## [Written exercise]
Can you find the lines of the listing that include "display" and copy every one?

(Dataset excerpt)

####

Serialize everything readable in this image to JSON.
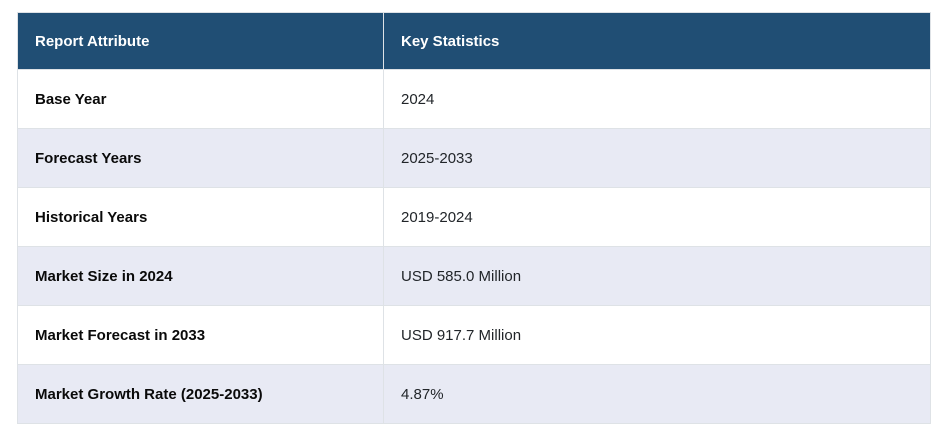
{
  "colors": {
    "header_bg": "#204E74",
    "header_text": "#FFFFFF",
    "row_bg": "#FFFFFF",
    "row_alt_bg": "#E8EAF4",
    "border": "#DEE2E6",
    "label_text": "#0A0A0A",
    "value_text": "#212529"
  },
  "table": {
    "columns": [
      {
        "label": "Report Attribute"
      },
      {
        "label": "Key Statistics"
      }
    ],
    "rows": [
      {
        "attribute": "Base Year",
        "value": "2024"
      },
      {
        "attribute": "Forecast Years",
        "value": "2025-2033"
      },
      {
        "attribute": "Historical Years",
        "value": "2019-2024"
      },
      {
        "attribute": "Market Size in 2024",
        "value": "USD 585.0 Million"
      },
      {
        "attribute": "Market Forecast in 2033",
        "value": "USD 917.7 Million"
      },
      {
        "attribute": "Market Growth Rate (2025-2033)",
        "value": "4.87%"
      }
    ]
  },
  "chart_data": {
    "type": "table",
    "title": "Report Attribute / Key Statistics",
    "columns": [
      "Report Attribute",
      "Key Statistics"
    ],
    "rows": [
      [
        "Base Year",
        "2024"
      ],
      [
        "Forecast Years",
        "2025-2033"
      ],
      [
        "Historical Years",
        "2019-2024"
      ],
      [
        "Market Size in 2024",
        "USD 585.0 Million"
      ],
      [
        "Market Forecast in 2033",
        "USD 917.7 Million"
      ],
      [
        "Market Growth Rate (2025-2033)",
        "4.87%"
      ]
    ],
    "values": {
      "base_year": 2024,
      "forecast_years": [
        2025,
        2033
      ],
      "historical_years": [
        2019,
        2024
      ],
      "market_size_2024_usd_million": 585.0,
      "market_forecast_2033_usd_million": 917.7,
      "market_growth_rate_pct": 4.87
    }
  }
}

####

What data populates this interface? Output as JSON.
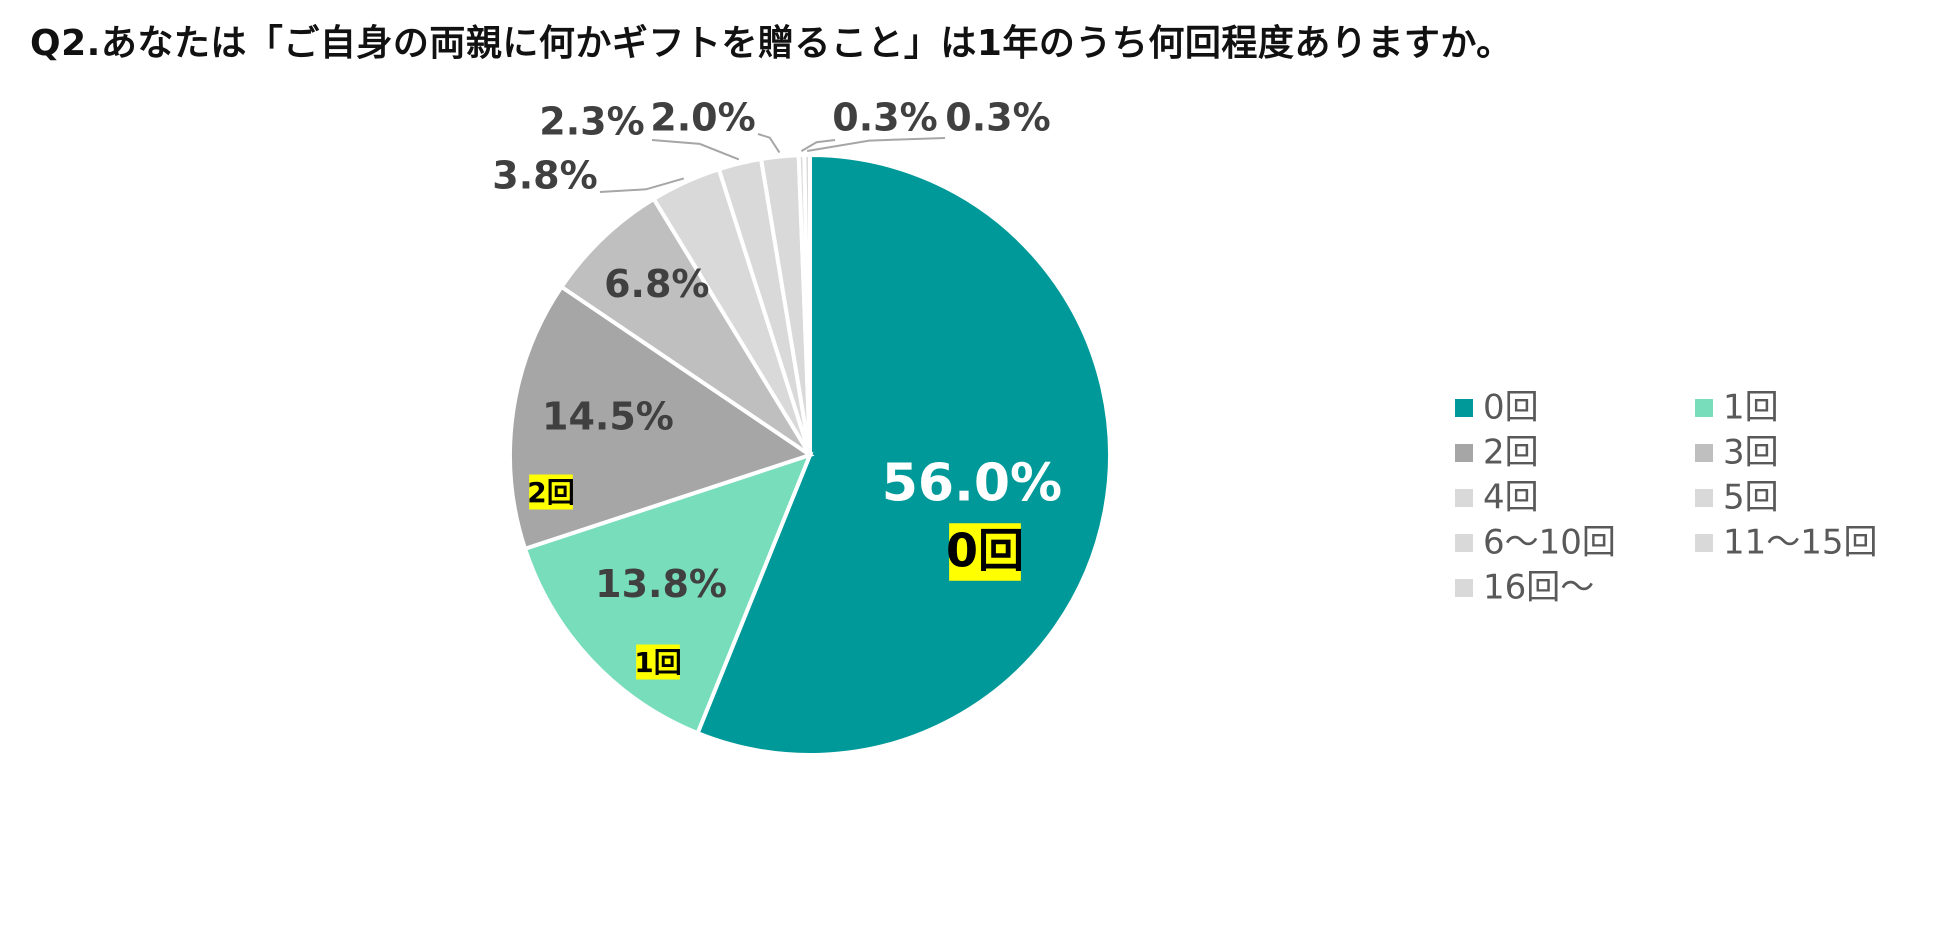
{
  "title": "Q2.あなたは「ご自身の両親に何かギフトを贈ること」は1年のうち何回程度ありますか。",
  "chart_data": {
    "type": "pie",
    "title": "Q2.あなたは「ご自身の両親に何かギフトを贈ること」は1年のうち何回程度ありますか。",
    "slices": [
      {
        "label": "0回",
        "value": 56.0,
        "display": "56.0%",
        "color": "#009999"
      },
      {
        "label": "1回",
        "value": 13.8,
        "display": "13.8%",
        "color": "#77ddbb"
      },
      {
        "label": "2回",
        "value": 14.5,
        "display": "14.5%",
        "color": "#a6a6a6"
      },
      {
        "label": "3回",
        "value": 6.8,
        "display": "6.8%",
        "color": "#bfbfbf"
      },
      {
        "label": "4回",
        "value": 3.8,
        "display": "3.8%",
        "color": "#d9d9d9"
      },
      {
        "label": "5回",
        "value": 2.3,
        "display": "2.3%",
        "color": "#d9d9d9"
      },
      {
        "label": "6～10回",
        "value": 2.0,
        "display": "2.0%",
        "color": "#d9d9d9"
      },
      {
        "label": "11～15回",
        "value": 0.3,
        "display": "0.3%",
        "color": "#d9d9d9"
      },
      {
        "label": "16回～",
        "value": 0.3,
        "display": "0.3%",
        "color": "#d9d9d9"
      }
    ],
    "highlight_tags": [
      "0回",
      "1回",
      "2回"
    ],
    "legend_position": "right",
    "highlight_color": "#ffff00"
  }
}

####

## [Finished answer]
        "display": "56.0%",
        "display": "13.8%",
        "display": "14.5%",
        "display": "6.8%",
        "display": "3.8%",
        "display": "2.3%",
        "display": "2.0%",
        "display": "0.3%",
        "display": "0.3%",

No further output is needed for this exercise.